Page element annotations:
########

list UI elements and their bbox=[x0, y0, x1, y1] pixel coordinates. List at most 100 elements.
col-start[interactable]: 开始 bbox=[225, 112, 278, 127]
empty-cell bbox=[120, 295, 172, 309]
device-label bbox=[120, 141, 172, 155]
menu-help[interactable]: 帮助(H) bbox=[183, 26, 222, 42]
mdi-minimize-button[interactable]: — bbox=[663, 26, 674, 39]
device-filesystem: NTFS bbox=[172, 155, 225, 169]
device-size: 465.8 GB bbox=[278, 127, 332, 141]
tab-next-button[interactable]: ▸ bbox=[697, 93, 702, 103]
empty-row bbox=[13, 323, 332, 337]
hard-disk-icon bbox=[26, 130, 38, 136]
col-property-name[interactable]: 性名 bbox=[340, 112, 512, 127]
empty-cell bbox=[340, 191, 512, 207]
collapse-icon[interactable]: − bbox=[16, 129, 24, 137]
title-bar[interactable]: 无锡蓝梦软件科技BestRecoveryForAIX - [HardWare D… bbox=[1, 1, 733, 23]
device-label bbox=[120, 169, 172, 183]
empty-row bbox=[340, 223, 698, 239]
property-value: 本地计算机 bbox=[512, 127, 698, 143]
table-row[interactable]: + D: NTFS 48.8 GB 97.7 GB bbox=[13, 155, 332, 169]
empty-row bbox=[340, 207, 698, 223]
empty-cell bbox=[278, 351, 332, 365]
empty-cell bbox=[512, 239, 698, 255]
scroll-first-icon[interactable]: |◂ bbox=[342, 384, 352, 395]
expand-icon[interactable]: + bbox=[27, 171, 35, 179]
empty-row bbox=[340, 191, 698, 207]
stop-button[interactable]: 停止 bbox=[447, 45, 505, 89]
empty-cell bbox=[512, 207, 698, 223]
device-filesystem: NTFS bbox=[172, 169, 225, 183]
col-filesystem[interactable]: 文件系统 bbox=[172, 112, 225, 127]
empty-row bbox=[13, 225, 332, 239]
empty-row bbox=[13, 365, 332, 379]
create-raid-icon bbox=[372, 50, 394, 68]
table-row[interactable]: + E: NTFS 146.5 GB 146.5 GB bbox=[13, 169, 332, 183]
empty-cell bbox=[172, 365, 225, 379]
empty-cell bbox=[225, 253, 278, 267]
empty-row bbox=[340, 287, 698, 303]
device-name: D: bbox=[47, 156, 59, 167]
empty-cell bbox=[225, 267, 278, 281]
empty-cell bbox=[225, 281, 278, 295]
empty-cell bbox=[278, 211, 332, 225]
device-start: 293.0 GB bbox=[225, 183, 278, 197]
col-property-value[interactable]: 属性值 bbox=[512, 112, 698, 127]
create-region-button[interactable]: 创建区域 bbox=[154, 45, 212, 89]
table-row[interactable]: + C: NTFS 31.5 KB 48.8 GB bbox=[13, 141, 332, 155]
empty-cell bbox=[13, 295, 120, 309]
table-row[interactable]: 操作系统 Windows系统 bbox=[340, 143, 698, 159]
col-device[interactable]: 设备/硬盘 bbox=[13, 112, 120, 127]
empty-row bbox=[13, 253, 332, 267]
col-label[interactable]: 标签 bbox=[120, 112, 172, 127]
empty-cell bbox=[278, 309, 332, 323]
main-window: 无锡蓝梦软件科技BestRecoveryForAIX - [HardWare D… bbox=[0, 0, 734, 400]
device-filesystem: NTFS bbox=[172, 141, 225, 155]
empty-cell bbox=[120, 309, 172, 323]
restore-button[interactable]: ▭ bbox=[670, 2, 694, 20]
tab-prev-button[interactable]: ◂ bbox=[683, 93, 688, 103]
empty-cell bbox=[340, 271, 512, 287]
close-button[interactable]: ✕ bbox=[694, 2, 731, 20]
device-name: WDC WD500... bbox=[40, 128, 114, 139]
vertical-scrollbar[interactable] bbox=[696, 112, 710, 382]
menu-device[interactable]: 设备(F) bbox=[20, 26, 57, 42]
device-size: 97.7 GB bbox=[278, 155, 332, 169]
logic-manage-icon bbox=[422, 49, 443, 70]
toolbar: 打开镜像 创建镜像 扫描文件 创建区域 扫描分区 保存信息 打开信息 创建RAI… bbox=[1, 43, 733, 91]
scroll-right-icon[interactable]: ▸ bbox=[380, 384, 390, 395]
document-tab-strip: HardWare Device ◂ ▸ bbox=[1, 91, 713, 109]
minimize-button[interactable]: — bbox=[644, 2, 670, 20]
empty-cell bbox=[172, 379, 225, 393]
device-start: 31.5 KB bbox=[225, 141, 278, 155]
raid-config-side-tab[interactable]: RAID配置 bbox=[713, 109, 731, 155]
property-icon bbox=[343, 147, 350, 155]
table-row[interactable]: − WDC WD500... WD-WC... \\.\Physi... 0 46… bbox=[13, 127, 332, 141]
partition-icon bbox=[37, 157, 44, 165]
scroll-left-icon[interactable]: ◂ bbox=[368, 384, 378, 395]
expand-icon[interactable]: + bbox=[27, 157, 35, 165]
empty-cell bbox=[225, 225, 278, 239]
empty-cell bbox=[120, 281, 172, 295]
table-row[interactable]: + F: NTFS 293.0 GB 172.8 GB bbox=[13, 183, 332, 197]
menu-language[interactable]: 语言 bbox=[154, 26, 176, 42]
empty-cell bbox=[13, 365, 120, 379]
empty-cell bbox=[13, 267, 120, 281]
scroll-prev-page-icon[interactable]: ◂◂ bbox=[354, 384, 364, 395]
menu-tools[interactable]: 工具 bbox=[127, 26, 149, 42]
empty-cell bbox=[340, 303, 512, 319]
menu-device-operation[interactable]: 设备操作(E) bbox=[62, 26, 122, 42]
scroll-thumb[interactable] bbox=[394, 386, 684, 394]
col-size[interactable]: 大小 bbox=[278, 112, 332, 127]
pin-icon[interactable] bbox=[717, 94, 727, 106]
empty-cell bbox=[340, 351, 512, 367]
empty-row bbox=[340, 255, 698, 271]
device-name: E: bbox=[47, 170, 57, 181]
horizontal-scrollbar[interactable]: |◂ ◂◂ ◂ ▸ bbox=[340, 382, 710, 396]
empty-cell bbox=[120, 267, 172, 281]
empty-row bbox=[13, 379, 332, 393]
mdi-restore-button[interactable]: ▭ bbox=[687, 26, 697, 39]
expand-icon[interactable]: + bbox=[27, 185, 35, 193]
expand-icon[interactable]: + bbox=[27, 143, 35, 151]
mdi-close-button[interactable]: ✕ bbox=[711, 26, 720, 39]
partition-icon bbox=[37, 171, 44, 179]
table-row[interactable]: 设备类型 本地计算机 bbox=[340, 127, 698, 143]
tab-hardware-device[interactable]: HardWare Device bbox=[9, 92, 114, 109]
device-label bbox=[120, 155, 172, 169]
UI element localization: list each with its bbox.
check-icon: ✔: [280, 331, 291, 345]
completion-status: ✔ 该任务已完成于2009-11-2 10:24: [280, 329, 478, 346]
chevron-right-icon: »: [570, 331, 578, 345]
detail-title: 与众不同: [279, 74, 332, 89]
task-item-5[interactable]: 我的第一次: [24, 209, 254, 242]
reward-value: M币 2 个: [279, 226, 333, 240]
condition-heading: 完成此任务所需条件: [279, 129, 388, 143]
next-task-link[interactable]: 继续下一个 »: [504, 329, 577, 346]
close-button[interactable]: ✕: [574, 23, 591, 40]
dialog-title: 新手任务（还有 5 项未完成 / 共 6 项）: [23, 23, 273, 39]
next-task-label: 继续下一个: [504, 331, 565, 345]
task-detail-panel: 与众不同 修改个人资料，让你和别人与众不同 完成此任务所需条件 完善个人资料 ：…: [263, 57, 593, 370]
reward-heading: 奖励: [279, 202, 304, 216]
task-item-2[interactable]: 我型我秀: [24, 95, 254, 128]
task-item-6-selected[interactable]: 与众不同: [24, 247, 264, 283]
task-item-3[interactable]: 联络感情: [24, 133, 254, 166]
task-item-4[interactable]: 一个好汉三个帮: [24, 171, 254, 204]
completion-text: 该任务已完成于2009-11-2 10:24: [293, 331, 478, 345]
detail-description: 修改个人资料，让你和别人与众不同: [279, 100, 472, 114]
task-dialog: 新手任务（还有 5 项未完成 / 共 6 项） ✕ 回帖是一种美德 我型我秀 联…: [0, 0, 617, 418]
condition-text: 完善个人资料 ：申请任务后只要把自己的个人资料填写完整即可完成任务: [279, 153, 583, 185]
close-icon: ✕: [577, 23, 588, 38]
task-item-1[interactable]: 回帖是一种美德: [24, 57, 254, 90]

########

● Set exercise
Return the material from its first line through the line containing "hard-disk-icon bbox=[26, 130, 38, 136]", inclusive, with each line unchanged.

● Correct answer
list UI elements and their bbox=[x0, y0, x1, y1] pixel coordinates. List at most 100 elements.
col-start[interactable]: 开始 bbox=[225, 112, 278, 127]
empty-cell bbox=[120, 295, 172, 309]
device-label bbox=[120, 141, 172, 155]
menu-help[interactable]: 帮助(H) bbox=[183, 26, 222, 42]
mdi-minimize-button[interactable]: — bbox=[663, 26, 674, 39]
device-filesystem: NTFS bbox=[172, 155, 225, 169]
device-size: 465.8 GB bbox=[278, 127, 332, 141]
tab-next-button[interactable]: ▸ bbox=[697, 93, 702, 103]
empty-row bbox=[13, 323, 332, 337]
hard-disk-icon bbox=[26, 130, 38, 136]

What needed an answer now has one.